--- INPUT ---
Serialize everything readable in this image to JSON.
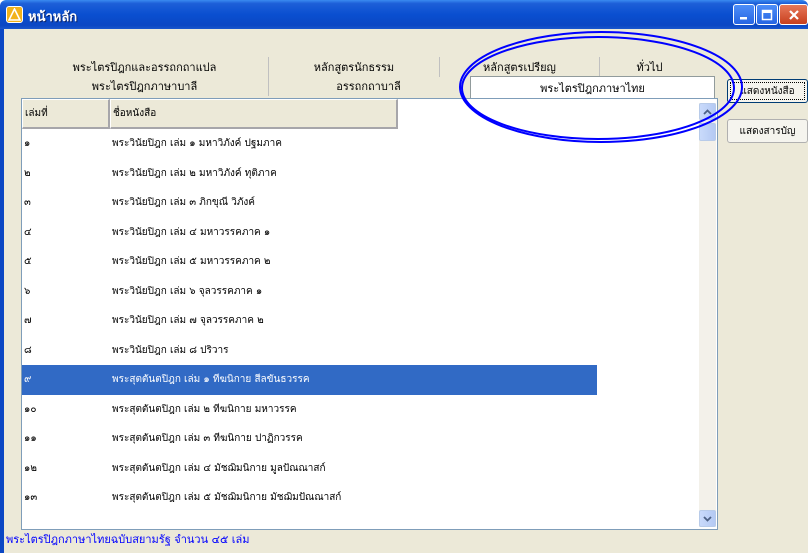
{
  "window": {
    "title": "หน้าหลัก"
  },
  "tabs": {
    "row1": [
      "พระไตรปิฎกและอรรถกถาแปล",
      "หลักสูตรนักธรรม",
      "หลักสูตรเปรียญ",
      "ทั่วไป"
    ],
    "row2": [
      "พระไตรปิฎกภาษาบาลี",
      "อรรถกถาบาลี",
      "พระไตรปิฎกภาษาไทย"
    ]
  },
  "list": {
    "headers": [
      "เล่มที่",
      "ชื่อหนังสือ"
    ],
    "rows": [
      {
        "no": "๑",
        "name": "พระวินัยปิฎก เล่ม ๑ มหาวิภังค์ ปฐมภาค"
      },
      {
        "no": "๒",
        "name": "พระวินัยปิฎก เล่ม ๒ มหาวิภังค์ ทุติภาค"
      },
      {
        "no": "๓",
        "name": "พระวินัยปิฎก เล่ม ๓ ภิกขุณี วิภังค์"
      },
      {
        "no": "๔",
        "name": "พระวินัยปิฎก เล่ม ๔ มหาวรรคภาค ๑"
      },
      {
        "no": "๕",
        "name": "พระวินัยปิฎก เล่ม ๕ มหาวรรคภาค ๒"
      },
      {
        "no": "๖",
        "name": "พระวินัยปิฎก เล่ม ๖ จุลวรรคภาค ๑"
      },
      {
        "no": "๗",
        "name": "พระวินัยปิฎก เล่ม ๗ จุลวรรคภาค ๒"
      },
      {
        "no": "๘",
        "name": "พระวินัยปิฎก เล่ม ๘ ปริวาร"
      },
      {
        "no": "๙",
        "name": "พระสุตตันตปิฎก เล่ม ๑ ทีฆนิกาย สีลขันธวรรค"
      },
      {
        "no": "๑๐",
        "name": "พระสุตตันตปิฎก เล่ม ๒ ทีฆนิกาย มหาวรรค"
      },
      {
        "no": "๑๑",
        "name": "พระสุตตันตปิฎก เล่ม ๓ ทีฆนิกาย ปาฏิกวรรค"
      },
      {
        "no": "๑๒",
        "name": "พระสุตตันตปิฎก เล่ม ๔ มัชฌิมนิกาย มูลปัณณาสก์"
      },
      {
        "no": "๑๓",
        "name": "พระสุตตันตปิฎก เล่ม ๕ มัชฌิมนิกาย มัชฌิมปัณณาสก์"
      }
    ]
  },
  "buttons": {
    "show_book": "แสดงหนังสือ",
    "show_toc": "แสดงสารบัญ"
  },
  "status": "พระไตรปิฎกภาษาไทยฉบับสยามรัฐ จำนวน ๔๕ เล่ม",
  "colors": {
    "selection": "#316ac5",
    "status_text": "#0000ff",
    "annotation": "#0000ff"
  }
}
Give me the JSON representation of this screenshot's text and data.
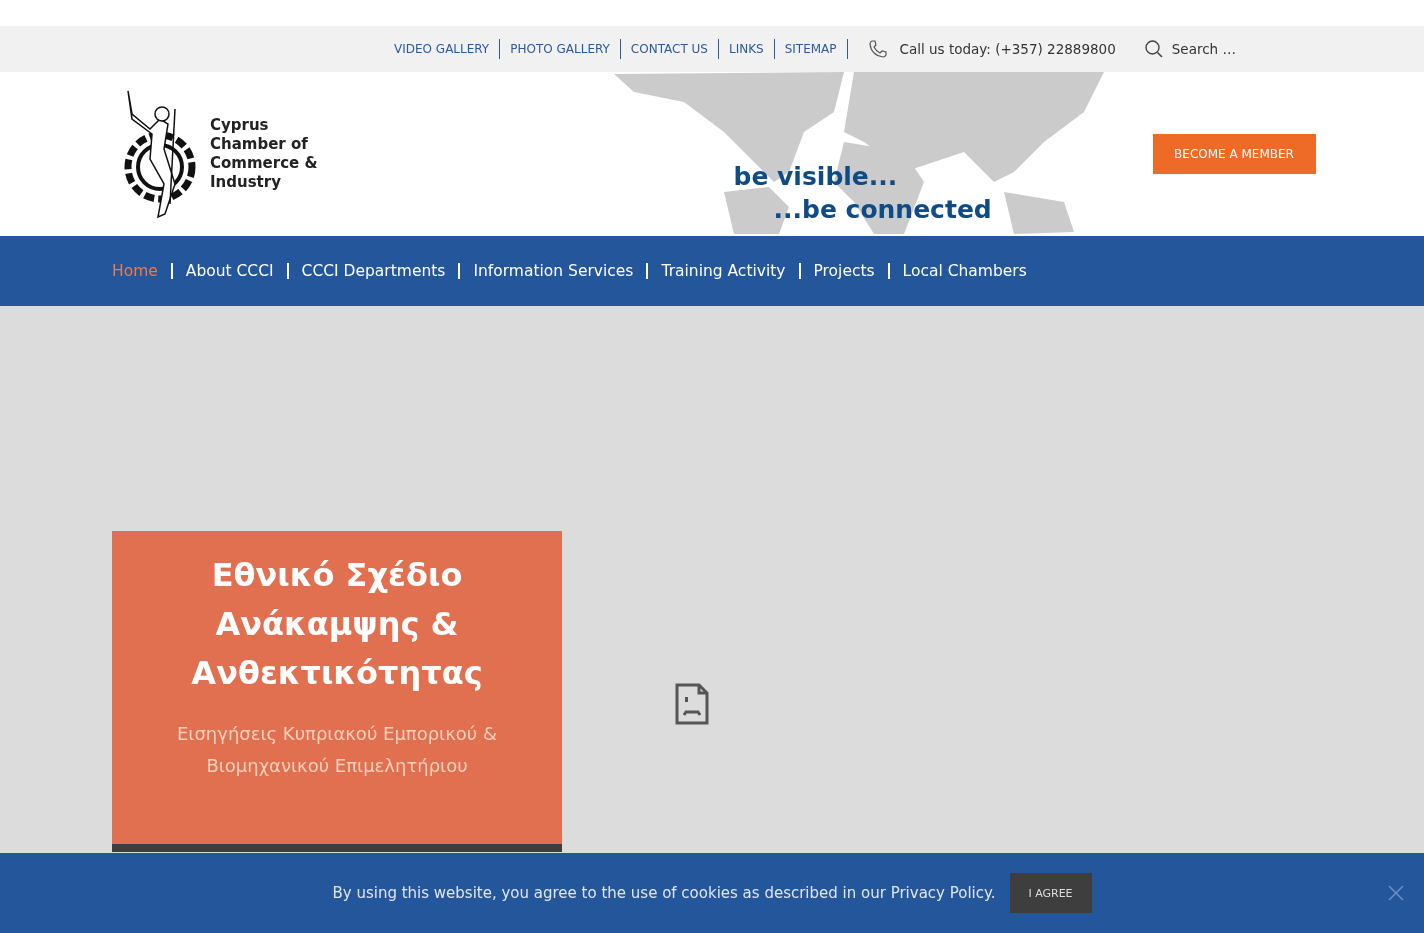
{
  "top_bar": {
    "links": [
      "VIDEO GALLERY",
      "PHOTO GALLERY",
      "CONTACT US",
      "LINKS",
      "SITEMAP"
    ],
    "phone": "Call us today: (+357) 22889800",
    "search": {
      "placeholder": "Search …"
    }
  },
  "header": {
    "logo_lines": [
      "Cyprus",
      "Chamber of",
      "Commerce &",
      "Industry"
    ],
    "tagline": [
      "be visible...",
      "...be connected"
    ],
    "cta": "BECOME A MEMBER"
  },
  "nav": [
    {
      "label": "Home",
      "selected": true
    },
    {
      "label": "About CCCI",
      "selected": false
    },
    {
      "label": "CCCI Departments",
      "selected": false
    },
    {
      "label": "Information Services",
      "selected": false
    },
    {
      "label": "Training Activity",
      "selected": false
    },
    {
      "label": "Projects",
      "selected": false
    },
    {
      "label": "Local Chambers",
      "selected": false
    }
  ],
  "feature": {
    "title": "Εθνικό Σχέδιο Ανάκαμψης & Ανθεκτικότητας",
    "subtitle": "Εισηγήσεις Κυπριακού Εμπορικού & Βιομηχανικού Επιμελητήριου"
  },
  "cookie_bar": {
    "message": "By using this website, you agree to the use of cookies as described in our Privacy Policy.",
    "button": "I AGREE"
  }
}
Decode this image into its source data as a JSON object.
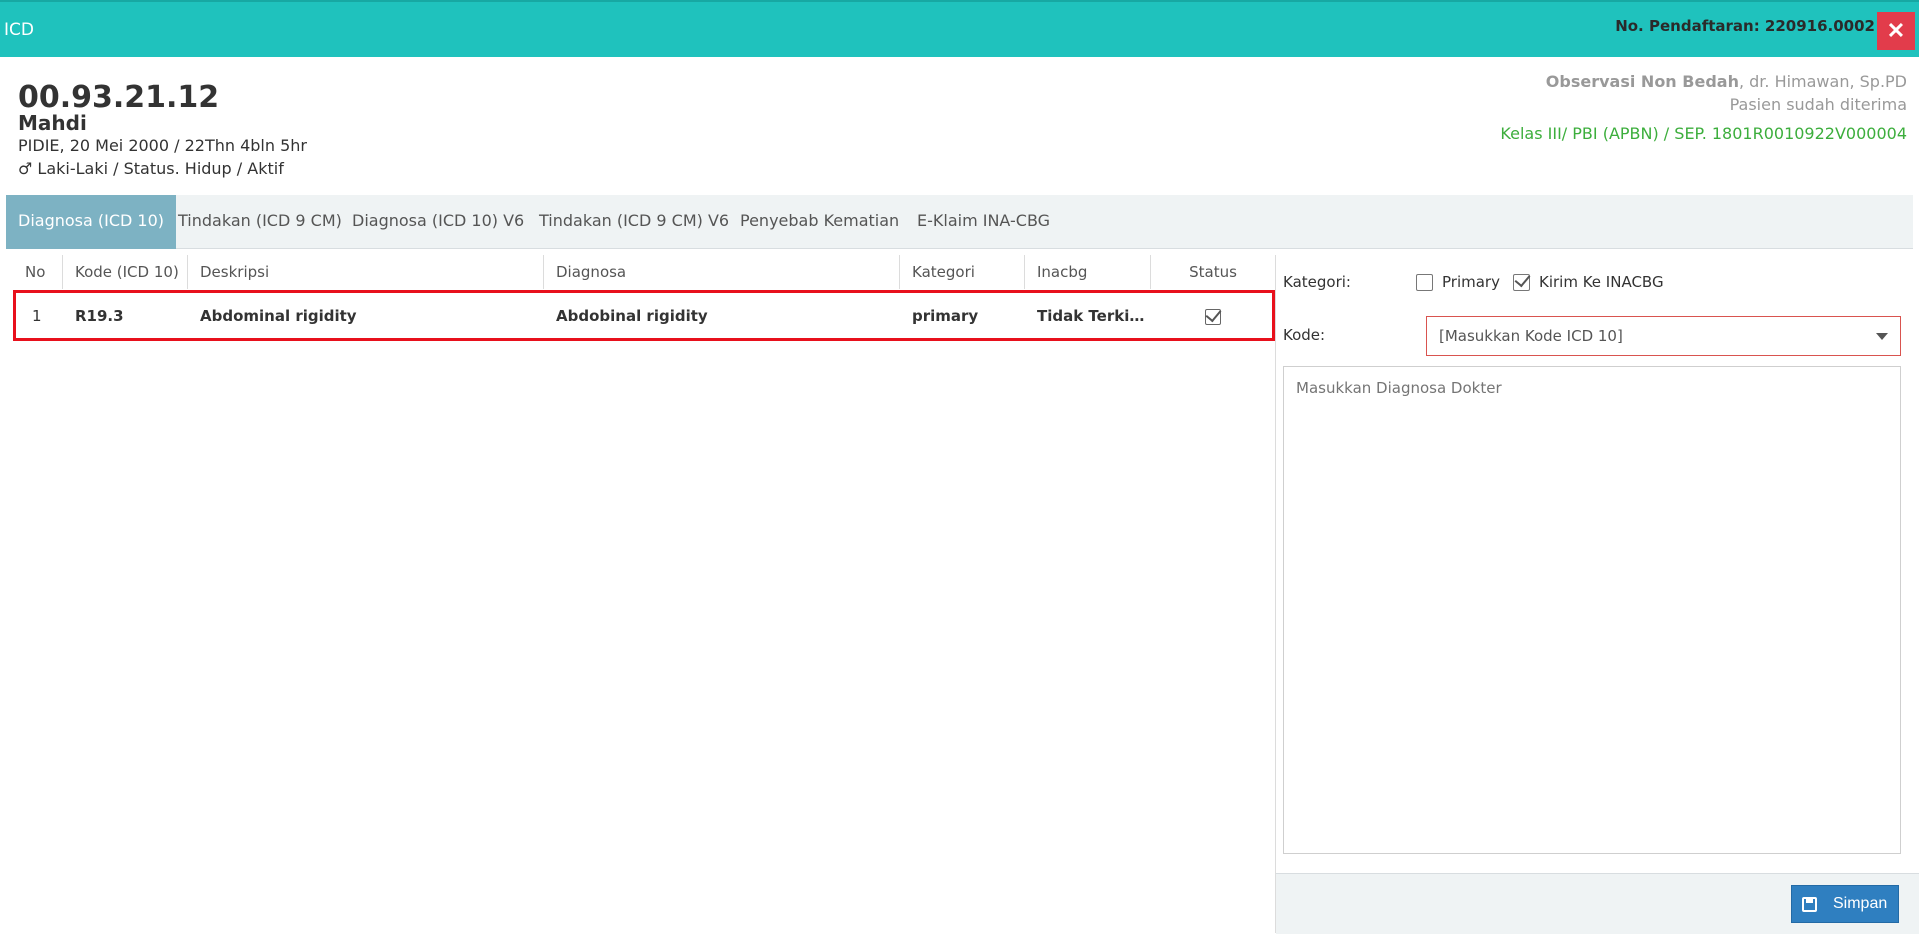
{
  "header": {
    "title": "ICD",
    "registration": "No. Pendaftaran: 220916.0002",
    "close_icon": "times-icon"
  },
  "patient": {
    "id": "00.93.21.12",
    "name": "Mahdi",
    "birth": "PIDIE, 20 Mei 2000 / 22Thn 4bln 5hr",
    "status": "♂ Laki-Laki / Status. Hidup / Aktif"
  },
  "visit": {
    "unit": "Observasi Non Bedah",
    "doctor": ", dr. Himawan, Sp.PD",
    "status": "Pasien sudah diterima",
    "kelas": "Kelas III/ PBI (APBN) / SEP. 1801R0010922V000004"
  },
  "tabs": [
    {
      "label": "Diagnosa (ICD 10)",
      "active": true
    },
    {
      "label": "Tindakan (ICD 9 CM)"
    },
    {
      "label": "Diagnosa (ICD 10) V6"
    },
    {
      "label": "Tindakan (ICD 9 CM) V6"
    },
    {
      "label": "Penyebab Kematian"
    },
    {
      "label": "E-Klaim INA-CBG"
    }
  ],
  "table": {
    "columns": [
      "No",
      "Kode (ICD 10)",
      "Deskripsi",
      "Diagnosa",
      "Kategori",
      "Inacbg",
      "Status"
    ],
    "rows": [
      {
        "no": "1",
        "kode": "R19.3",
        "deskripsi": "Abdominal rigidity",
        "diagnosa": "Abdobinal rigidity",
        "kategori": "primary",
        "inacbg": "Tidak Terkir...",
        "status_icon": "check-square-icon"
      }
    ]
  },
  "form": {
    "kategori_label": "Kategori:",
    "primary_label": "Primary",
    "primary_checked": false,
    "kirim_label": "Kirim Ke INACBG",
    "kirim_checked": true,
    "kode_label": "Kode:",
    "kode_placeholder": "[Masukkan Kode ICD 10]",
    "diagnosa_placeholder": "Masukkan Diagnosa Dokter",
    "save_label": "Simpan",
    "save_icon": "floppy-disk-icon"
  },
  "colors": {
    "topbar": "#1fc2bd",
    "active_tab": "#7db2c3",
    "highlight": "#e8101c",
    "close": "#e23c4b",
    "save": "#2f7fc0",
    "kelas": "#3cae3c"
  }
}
---
* [EXERCISE BRIEF]:
Repeat the listing in full and exactly. Do not include any images.

* [RESPONSE TO THE EXERCISE]:
Serialize everything readable in this image to JSON.
{
  "window": {
    "title": "หน้าหลัก"
  },
  "tabs": {
    "row1": [
      "พระไตรปิฎกและอรรถกถาแปล",
      "หลักสูตรนักธรรม",
      "หลักสูตรเปรียญ",
      "ทั่วไป"
    ],
    "row2": [
      "พระไตรปิฎกภาษาบาลี",
      "อรรถกถาบาลี",
      "พระไตรปิฎกภาษาไทย"
    ]
  },
  "list": {
    "headers": [
      "เล่มที่",
      "ชื่อหนังสือ"
    ],
    "rows": [
      {
        "no": "๑",
        "name": "พระวินัยปิฎก เล่ม ๑ มหาวิภังค์ ปฐมภาค"
      },
      {
        "no": "๒",
        "name": "พระวินัยปิฎก เล่ม ๒ มหาวิภังค์ ทุติภาค"
      },
      {
        "no": "๓",
        "name": "พระวินัยปิฎก เล่ม ๓ ภิกขุณี วิภังค์"
      },
      {
        "no": "๔",
        "name": "พระวินัยปิฎก เล่ม ๔ มหาวรรคภาค ๑"
      },
      {
        "no": "๕",
        "name": "พระวินัยปิฎก เล่ม ๕ มหาวรรคภาค ๒"
      },
      {
        "no": "๖",
        "name": "พระวินัยปิฎก เล่ม ๖ จุลวรรคภาค ๑"
      },
      {
        "no": "๗",
        "name": "พระวินัยปิฎก เล่ม ๗ จุลวรรคภาค ๒"
      },
      {
        "no": "๘",
        "name": "พระวินัยปิฎก เล่ม ๘ ปริวาร"
      },
      {
        "no": "๙",
        "name": "พระสุตตันตปิฎก เล่ม ๑ ทีฆนิกาย สีลขันธวรรค"
      },
      {
        "no": "๑๐",
        "name": "พระสุตตันตปิฎก เล่ม ๒ ทีฆนิกาย มหาวรรค"
      },
      {
        "no": "๑๑",
        "name": "พระสุตตันตปิฎก เล่ม ๓ ทีฆนิกาย ปาฏิกวรรค"
      },
      {
        "no": "๑๒",
        "name": "พระสุตตันตปิฎก เล่ม ๔ มัชฌิมนิกาย มูลปัณณาสก์"
      },
      {
        "no": "๑๓",
        "name": "พระสุตตันตปิฎก เล่ม ๕ มัชฌิมนิกาย มัชฌิมปัณณาสก์"
      }
    ]
  },
  "buttons": {
    "show_book": "แสดงหนังสือ",
    "show_toc": "แสดงสารบัญ"
  },
  "status": "พระไตรปิฎกภาษาไทยฉบับสยามรัฐ จำนวน ๔๕ เล่ม",
  "colors": {
    "selection": "#316ac5",
    "status_text": "#0000ff",
    "annotation": "#0000ff"
  }
}
Give me the JSON representation of this screenshot's text and data.
{
  "top_bar": {
    "links": [
      "VIDEO GALLERY",
      "PHOTO GALLERY",
      "CONTACT US",
      "LINKS",
      "SITEMAP"
    ],
    "phone": "Call us today: (+357) 22889800",
    "search": {
      "placeholder": "Search …"
    }
  },
  "header": {
    "logo_lines": [
      "Cyprus",
      "Chamber of",
      "Commerce &",
      "Industry"
    ],
    "tagline": [
      "be visible...",
      "...be connected"
    ],
    "cta": "BECOME A MEMBER"
  },
  "nav": [
    {
      "label": "Home",
      "selected": true
    },
    {
      "label": "About CCCI",
      "selected": false
    },
    {
      "label": "CCCI Departments",
      "selected": false
    },
    {
      "label": "Information Services",
      "selected": false
    },
    {
      "label": "Training Activity",
      "selected": false
    },
    {
      "label": "Projects",
      "selected": false
    },
    {
      "label": "Local Chambers",
      "selected": false
    }
  ],
  "feature": {
    "title": "Εθνικό Σχέδιο Ανάκαμψης & Ανθεκτικότητας",
    "subtitle": "Εισηγήσεις Κυπριακού Εμπορικού & Βιομηχανικού Επιμελητήριου"
  },
  "cookie_bar": {
    "message": "By using this website, you agree to the use of cookies as described in our Privacy Policy.",
    "button": "I AGREE"
  }
}
Decode this image into its source data as a JSON object.
{
  "header": {
    "title": "ICD",
    "registration": "No. Pendaftaran: 220916.0002",
    "close_icon": "times-icon"
  },
  "patient": {
    "id": "00.93.21.12",
    "name": "Mahdi",
    "birth": "PIDIE, 20 Mei 2000 / 22Thn 4bln 5hr",
    "status": "♂ Laki-Laki / Status. Hidup / Aktif"
  },
  "visit": {
    "unit": "Observasi Non Bedah",
    "doctor": ", dr. Himawan, Sp.PD",
    "status": "Pasien sudah diterima",
    "kelas": "Kelas III/ PBI (APBN) / SEP. 1801R0010922V000004"
  },
  "tabs": [
    {
      "label": "Diagnosa (ICD 10)",
      "active": true
    },
    {
      "label": "Tindakan (ICD 9 CM)"
    },
    {
      "label": "Diagnosa (ICD 10) V6"
    },
    {
      "label": "Tindakan (ICD 9 CM) V6"
    },
    {
      "label": "Penyebab Kematian"
    },
    {
      "label": "E-Klaim INA-CBG"
    }
  ],
  "table": {
    "columns": [
      "No",
      "Kode (ICD 10)",
      "Deskripsi",
      "Diagnosa",
      "Kategori",
      "Inacbg",
      "Status"
    ],
    "rows": [
      {
        "no": "1",
        "kode": "R19.3",
        "deskripsi": "Abdominal rigidity",
        "diagnosa": "Abdobinal rigidity",
        "kategori": "primary",
        "inacbg": "Tidak Terkir...",
        "status_icon": "check-square-icon"
      }
    ]
  },
  "form": {
    "kategori_label": "Kategori:",
    "primary_label": "Primary",
    "primary_checked": false,
    "kirim_label": "Kirim Ke INACBG",
    "kirim_checked": true,
    "kode_label": "Kode:",
    "kode_placeholder": "[Masukkan Kode ICD 10]",
    "diagnosa_placeholder": "Masukkan Diagnosa Dokter",
    "save_label": "Simpan",
    "save_icon": "floppy-disk-icon"
  },
  "colors": {
    "topbar": "#1fc2bd",
    "active_tab": "#7db2c3",
    "highlight": "#e8101c",
    "close": "#e23c4b",
    "save": "#2f7fc0",
    "kelas": "#3cae3c"
  }
}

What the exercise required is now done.